• SHORT PROBLEM: Copy out every line that contains "this".

Extracted data entries:
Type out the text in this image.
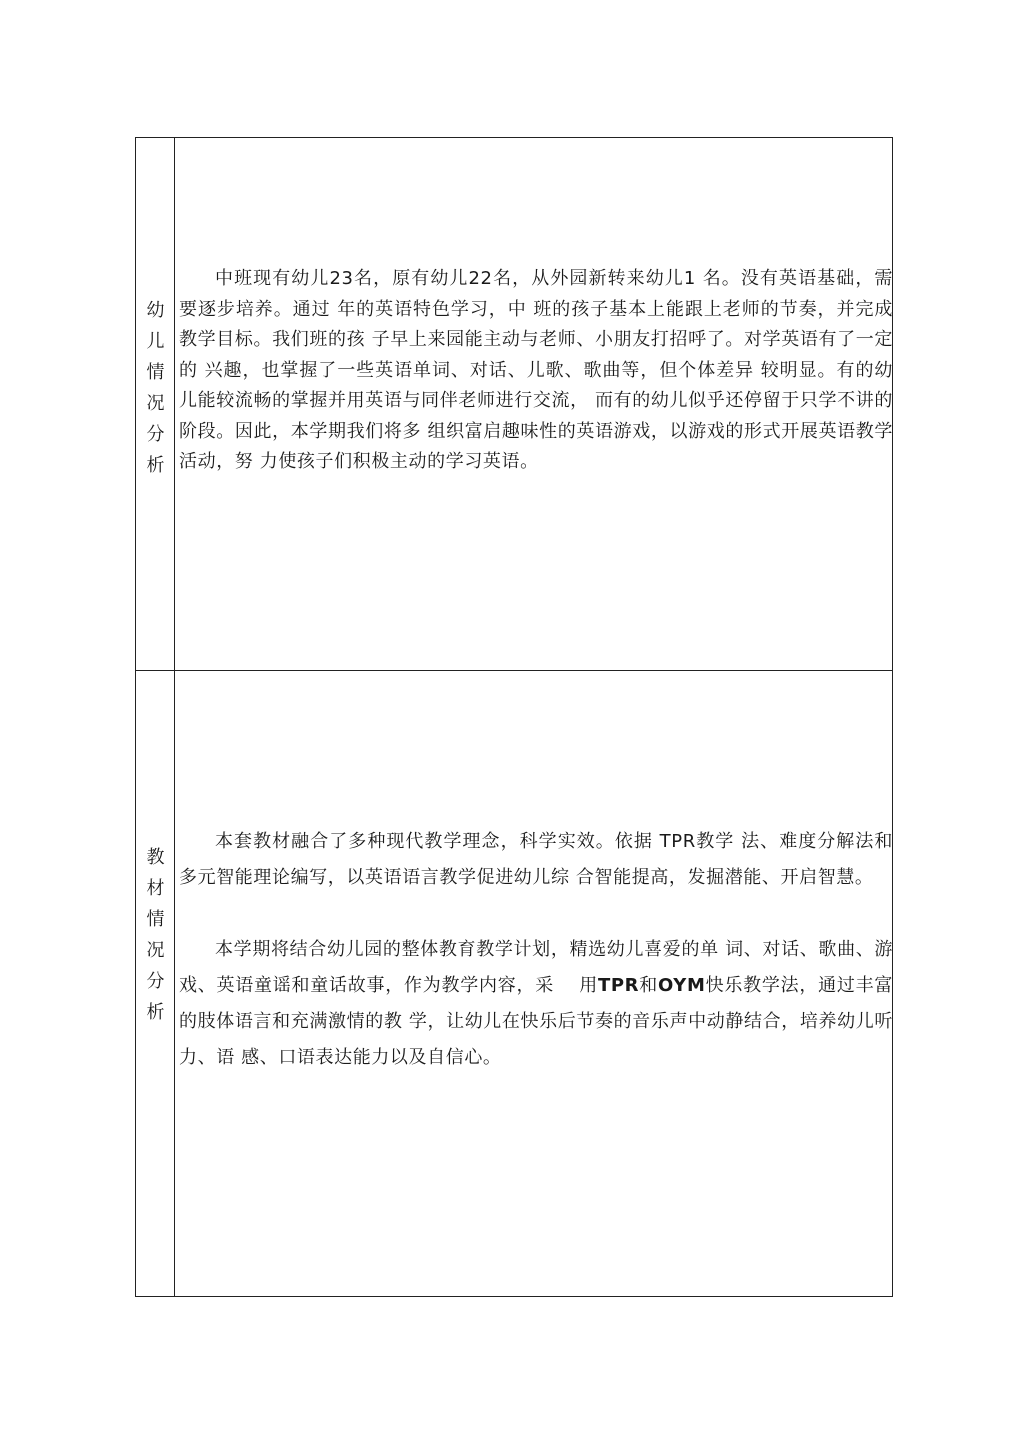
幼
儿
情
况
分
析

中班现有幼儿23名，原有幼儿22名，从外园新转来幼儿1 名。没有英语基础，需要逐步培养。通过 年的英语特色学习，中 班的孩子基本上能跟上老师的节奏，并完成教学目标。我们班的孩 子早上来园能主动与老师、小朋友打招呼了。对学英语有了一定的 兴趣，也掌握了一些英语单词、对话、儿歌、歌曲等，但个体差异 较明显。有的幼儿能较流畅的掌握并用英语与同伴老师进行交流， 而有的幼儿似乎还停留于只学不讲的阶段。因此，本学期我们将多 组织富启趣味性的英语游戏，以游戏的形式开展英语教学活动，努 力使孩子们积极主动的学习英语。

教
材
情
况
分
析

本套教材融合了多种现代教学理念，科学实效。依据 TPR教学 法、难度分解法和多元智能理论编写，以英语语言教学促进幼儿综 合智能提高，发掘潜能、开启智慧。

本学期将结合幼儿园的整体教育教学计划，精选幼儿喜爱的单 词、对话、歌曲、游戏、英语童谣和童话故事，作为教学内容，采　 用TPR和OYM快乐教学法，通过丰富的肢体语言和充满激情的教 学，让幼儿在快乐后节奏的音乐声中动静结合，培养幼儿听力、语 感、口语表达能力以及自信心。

* * *

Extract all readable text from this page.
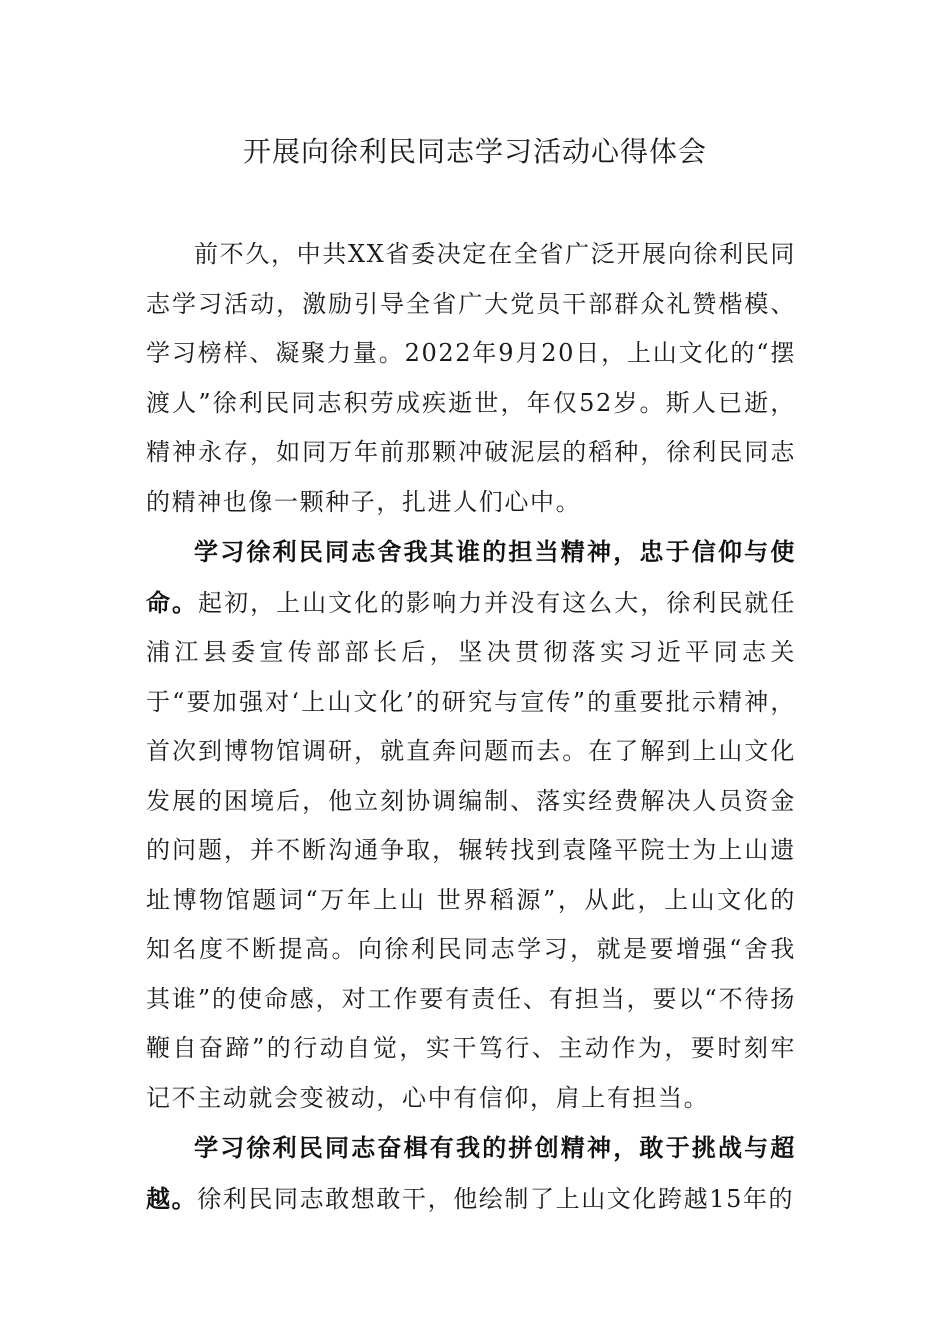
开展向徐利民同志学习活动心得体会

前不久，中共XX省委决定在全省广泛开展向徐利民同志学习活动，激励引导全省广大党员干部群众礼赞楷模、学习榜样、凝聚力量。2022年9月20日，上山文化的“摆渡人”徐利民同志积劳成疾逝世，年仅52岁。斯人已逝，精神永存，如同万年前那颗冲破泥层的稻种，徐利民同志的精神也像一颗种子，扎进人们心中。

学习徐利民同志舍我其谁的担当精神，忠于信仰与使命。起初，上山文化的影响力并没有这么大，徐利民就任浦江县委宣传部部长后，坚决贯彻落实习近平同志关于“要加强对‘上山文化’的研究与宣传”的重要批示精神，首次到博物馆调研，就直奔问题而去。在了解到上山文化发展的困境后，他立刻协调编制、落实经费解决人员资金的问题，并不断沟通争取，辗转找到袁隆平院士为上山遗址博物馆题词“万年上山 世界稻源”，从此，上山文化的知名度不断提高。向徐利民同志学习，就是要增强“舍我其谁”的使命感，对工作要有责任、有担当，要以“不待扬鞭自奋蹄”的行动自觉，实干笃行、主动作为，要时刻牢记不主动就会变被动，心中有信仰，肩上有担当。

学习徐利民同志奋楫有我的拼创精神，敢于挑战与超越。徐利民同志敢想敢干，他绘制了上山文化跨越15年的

• WRITTEN RESPONSE:
Type out the text in this image.
Extract all readable text from this page.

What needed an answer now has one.